## WORK INSTRUCTIONS
Go through the records and give each one again exactly.

--- START SOURCE RECORDS ---

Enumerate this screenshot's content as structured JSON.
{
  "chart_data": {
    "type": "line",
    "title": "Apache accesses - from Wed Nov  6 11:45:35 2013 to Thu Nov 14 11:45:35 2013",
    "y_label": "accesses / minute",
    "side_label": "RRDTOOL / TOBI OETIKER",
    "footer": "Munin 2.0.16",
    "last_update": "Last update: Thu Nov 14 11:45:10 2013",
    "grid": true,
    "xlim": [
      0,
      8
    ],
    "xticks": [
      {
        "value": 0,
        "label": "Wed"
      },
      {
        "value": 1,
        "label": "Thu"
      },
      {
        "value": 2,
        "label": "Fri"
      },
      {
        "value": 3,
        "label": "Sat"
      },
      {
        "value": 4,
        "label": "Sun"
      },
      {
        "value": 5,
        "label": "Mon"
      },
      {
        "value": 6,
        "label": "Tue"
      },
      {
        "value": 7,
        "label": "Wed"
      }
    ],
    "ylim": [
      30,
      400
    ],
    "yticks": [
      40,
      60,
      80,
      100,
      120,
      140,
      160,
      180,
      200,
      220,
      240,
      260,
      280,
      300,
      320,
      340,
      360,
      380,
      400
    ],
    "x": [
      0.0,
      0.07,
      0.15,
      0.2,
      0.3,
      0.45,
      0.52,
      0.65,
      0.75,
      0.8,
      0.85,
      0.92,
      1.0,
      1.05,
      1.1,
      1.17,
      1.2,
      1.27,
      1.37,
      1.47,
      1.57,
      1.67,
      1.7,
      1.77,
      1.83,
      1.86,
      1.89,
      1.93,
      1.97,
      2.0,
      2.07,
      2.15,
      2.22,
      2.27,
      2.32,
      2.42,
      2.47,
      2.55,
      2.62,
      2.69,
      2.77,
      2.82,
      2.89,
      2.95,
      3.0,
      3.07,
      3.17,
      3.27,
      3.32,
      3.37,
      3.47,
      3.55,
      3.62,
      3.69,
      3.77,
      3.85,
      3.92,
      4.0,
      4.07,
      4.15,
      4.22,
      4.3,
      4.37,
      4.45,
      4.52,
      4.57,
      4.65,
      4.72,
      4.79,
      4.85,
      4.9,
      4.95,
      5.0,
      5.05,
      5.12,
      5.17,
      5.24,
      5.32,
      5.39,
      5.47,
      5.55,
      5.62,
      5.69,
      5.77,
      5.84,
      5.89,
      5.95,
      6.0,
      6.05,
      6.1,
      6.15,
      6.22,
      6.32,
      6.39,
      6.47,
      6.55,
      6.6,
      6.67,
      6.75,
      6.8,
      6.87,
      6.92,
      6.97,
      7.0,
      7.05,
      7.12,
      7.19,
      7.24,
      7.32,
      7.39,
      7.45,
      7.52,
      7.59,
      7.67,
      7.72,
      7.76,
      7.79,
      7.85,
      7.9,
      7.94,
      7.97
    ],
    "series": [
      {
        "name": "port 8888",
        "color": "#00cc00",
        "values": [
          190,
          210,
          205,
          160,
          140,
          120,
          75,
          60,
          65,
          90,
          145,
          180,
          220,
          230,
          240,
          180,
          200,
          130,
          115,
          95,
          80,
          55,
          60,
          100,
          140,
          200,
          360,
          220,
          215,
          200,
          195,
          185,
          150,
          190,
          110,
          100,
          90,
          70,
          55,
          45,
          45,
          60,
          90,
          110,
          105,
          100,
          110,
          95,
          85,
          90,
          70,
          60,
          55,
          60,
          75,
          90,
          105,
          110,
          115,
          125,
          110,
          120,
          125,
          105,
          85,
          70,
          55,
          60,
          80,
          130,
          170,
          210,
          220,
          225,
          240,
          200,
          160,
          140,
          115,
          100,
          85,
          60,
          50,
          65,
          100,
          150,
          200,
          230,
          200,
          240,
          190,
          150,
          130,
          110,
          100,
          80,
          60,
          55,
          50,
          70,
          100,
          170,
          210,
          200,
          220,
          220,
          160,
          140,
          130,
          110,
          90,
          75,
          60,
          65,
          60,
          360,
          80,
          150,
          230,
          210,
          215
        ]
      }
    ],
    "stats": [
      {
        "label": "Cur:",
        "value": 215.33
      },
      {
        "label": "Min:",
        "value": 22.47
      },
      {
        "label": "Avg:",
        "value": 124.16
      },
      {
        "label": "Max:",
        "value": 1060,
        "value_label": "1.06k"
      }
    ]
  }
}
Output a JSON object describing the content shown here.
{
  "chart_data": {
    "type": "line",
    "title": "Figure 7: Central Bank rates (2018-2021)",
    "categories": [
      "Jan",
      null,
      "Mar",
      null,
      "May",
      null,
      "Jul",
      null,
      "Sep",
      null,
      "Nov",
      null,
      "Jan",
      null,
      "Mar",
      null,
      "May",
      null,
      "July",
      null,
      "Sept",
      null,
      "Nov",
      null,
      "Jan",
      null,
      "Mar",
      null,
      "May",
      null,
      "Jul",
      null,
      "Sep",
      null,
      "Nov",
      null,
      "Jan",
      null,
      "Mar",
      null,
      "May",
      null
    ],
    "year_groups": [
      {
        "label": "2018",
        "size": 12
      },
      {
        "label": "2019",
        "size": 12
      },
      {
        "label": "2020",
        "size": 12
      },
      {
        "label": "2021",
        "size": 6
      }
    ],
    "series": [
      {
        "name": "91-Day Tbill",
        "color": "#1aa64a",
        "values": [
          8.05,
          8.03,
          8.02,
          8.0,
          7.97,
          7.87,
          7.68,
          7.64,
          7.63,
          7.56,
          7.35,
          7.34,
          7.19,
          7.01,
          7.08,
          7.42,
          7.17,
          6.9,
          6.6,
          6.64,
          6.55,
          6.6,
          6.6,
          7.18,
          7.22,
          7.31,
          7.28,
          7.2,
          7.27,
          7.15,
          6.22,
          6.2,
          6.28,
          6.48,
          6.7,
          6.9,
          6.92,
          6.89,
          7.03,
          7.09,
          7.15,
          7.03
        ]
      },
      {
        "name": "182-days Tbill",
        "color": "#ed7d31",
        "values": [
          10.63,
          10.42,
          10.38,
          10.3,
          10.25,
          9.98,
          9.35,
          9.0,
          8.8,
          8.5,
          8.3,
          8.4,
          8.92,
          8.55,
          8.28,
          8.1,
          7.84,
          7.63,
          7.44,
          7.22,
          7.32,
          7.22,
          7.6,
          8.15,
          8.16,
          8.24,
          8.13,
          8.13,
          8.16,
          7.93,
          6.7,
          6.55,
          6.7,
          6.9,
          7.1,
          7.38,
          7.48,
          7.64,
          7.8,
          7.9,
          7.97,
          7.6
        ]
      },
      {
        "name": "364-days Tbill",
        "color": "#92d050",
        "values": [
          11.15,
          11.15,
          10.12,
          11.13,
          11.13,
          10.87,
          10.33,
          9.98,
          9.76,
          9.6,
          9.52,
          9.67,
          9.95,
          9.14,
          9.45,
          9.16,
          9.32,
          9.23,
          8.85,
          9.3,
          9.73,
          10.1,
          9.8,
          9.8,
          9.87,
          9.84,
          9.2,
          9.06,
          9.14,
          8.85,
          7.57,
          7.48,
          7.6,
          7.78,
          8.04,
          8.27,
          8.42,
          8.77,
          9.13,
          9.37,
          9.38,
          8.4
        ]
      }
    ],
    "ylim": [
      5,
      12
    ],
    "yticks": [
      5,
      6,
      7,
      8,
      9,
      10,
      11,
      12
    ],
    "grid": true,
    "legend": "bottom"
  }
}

--- END SOURCE RECORDS ---

## RESPONSE TO THIS EXERCISE
Enumerate this screenshot's content as structured JSON.
{
  "chart_data": {
    "type": "line",
    "title": "Apache accesses - from Wed Nov  6 11:45:35 2013 to Thu Nov 14 11:45:35 2013",
    "y_label": "accesses / minute",
    "side_label": "RRDTOOL / TOBI OETIKER",
    "footer": "Munin 2.0.16",
    "last_update": "Last update: Thu Nov 14 11:45:10 2013",
    "grid": true,
    "xlim": [
      0,
      8
    ],
    "xticks": [
      {
        "value": 0,
        "label": "Wed"
      },
      {
        "value": 1,
        "label": "Thu"
      },
      {
        "value": 2,
        "label": "Fri"
      },
      {
        "value": 3,
        "label": "Sat"
      },
      {
        "value": 4,
        "label": "Sun"
      },
      {
        "value": 5,
        "label": "Mon"
      },
      {
        "value": 6,
        "label": "Tue"
      },
      {
        "value": 7,
        "label": "Wed"
      }
    ],
    "ylim": [
      30,
      400
    ],
    "yticks": [
      40,
      60,
      80,
      100,
      120,
      140,
      160,
      180,
      200,
      220,
      240,
      260,
      280,
      300,
      320,
      340,
      360,
      380,
      400
    ],
    "x": [
      0.0,
      0.07,
      0.15,
      0.2,
      0.3,
      0.45,
      0.52,
      0.65,
      0.75,
      0.8,
      0.85,
      0.92,
      1.0,
      1.05,
      1.1,
      1.17,
      1.2,
      1.27,
      1.37,
      1.47,
      1.57,
      1.67,
      1.7,
      1.77,
      1.83,
      1.86,
      1.89,
      1.93,
      1.97,
      2.0,
      2.07,
      2.15,
      2.22,
      2.27,
      2.32,
      2.42,
      2.47,
      2.55,
      2.62,
      2.69,
      2.77,
      2.82,
      2.89,
      2.95,
      3.0,
      3.07,
      3.17,
      3.27,
      3.32,
      3.37,
      3.47,
      3.55,
      3.62,
      3.69,
      3.77,
      3.85,
      3.92,
      4.0,
      4.07,
      4.15,
      4.22,
      4.3,
      4.37,
      4.45,
      4.52,
      4.57,
      4.65,
      4.72,
      4.79,
      4.85,
      4.9,
      4.95,
      5.0,
      5.05,
      5.12,
      5.17,
      5.24,
      5.32,
      5.39,
      5.47,
      5.55,
      5.62,
      5.69,
      5.77,
      5.84,
      5.89,
      5.95,
      6.0,
      6.05,
      6.1,
      6.15,
      6.22,
      6.32,
      6.39,
      6.47,
      6.55,
      6.6,
      6.67,
      6.75,
      6.8,
      6.87,
      6.92,
      6.97,
      7.0,
      7.05,
      7.12,
      7.19,
      7.24,
      7.32,
      7.39,
      7.45,
      7.52,
      7.59,
      7.67,
      7.72,
      7.76,
      7.79,
      7.85,
      7.9,
      7.94,
      7.97
    ],
    "series": [
      {
        "name": "port 8888",
        "color": "#00cc00",
        "values": [
          190,
          210,
          205,
          160,
          140,
          120,
          75,
          60,
          65,
          90,
          145,
          180,
          220,
          230,
          240,
          180,
          200,
          130,
          115,
          95,
          80,
          55,
          60,
          100,
          140,
          200,
          360,
          220,
          215,
          200,
          195,
          185,
          150,
          190,
          110,
          100,
          90,
          70,
          55,
          45,
          45,
          60,
          90,
          110,
          105,
          100,
          110,
          95,
          85,
          90,
          70,
          60,
          55,
          60,
          75,
          90,
          105,
          110,
          115,
          125,
          110,
          120,
          125,
          105,
          85,
          70,
          55,
          60,
          80,
          130,
          170,
          210,
          220,
          225,
          240,
          200,
          160,
          140,
          115,
          100,
          85,
          60,
          50,
          65,
          100,
          150,
          200,
          230,
          200,
          240,
          190,
          150,
          130,
          110,
          100,
          80,
          60,
          55,
          50,
          70,
          100,
          170,
          210,
          200,
          220,
          220,
          160,
          140,
          130,
          110,
          90,
          75,
          60,
          65,
          60,
          360,
          80,
          150,
          230,
          210,
          215
        ]
      }
    ],
    "stats": [
      {
        "label": "Cur:",
        "value": 215.33
      },
      {
        "label": "Min:",
        "value": 22.47
      },
      {
        "label": "Avg:",
        "value": 124.16
      },
      {
        "label": "Max:",
        "value": 1060,
        "value_label": "1.06k"
      }
    ]
  }
}
Output a JSON object describing the content shown here.
{
  "chart_data": {
    "type": "line",
    "title": "Figure 7: Central Bank rates (2018-2021)",
    "categories": [
      "Jan",
      null,
      "Mar",
      null,
      "May",
      null,
      "Jul",
      null,
      "Sep",
      null,
      "Nov",
      null,
      "Jan",
      null,
      "Mar",
      null,
      "May",
      null,
      "July",
      null,
      "Sept",
      null,
      "Nov",
      null,
      "Jan",
      null,
      "Mar",
      null,
      "May",
      null,
      "Jul",
      null,
      "Sep",
      null,
      "Nov",
      null,
      "Jan",
      null,
      "Mar",
      null,
      "May",
      null
    ],
    "year_groups": [
      {
        "label": "2018",
        "size": 12
      },
      {
        "label": "2019",
        "size": 12
      },
      {
        "label": "2020",
        "size": 12
      },
      {
        "label": "2021",
        "size": 6
      }
    ],
    "series": [
      {
        "name": "91-Day Tbill",
        "color": "#1aa64a",
        "values": [
          8.05,
          8.03,
          8.02,
          8.0,
          7.97,
          7.87,
          7.68,
          7.64,
          7.63,
          7.56,
          7.35,
          7.34,
          7.19,
          7.01,
          7.08,
          7.42,
          7.17,
          6.9,
          6.6,
          6.64,
          6.55,
          6.6,
          6.6,
          7.18,
          7.22,
          7.31,
          7.28,
          7.2,
          7.27,
          7.15,
          6.22,
          6.2,
          6.28,
          6.48,
          6.7,
          6.9,
          6.92,
          6.89,
          7.03,
          7.09,
          7.15,
          7.03
        ]
      },
      {
        "name": "182-days Tbill",
        "color": "#ed7d31",
        "values": [
          10.63,
          10.42,
          10.38,
          10.3,
          10.25,
          9.98,
          9.35,
          9.0,
          8.8,
          8.5,
          8.3,
          8.4,
          8.92,
          8.55,
          8.28,
          8.1,
          7.84,
          7.63,
          7.44,
          7.22,
          7.32,
          7.22,
          7.6,
          8.15,
          8.16,
          8.24,
          8.13,
          8.13,
          8.16,
          7.93,
          6.7,
          6.55,
          6.7,
          6.9,
          7.1,
          7.38,
          7.48,
          7.64,
          7.8,
          7.9,
          7.97,
          7.6
        ]
      },
      {
        "name": "364-days Tbill",
        "color": "#92d050",
        "values": [
          11.15,
          11.15,
          10.12,
          11.13,
          11.13,
          10.87,
          10.33,
          9.98,
          9.76,
          9.6,
          9.52,
          9.67,
          9.95,
          9.14,
          9.45,
          9.16,
          9.32,
          9.23,
          8.85,
          9.3,
          9.73,
          10.1,
          9.8,
          9.8,
          9.87,
          9.84,
          9.2,
          9.06,
          9.14,
          8.85,
          7.57,
          7.48,
          7.6,
          7.78,
          8.04,
          8.27,
          8.42,
          8.77,
          9.13,
          9.37,
          9.38,
          8.4
        ]
      }
    ],
    "ylim": [
      5,
      12
    ],
    "yticks": [
      5,
      6,
      7,
      8,
      9,
      10,
      11,
      12
    ],
    "grid": true,
    "legend": "bottom"
  }
}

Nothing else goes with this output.